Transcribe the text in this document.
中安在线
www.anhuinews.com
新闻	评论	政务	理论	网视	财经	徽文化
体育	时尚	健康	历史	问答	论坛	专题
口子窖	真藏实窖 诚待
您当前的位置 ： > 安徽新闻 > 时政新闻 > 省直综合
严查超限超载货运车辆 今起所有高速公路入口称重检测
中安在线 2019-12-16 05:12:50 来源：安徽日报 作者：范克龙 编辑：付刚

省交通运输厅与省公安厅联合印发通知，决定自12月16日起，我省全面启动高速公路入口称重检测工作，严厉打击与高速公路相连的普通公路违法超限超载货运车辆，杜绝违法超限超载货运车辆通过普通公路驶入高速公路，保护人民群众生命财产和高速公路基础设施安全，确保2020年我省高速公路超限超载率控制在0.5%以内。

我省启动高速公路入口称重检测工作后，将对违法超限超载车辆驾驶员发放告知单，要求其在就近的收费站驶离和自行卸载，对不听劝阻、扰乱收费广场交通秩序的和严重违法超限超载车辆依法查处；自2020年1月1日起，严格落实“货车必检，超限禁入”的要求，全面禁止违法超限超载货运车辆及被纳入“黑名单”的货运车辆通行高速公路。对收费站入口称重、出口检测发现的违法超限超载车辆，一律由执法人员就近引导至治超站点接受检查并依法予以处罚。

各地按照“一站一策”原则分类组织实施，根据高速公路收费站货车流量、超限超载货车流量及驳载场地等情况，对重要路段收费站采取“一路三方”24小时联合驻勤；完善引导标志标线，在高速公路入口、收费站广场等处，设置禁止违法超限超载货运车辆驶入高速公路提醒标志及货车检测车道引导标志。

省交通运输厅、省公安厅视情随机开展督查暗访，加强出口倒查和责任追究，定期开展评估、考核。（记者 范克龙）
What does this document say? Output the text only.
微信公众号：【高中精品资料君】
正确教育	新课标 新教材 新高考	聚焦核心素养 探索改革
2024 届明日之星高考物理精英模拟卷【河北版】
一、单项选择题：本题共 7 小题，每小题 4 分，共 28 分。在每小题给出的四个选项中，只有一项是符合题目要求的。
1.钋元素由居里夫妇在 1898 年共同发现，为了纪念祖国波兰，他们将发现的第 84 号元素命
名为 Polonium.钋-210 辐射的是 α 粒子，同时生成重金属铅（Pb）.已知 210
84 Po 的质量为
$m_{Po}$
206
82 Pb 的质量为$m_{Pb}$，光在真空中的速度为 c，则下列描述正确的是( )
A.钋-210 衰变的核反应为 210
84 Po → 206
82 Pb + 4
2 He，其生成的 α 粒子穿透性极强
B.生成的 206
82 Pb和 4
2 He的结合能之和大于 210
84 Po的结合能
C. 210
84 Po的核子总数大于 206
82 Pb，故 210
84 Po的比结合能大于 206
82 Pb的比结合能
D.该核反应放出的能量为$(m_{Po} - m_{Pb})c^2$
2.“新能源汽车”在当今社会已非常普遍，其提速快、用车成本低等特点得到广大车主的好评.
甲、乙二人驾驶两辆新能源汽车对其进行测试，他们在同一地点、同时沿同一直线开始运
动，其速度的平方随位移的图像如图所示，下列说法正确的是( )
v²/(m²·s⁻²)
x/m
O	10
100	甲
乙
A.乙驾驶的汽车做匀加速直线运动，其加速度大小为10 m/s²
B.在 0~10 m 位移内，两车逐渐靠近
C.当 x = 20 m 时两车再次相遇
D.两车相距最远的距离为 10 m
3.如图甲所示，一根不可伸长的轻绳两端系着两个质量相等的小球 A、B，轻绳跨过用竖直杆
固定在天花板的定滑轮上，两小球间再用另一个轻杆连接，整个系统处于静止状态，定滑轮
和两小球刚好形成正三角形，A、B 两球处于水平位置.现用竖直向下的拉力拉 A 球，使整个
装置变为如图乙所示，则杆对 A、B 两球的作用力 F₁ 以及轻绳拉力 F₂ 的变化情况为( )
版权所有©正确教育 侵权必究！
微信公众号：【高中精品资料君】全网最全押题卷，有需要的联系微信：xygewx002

## BRIEF
Determine how many lines of the entries above carry the string "高中精品资料君", and give that number alone.

## EXERCISE SOLUTION
2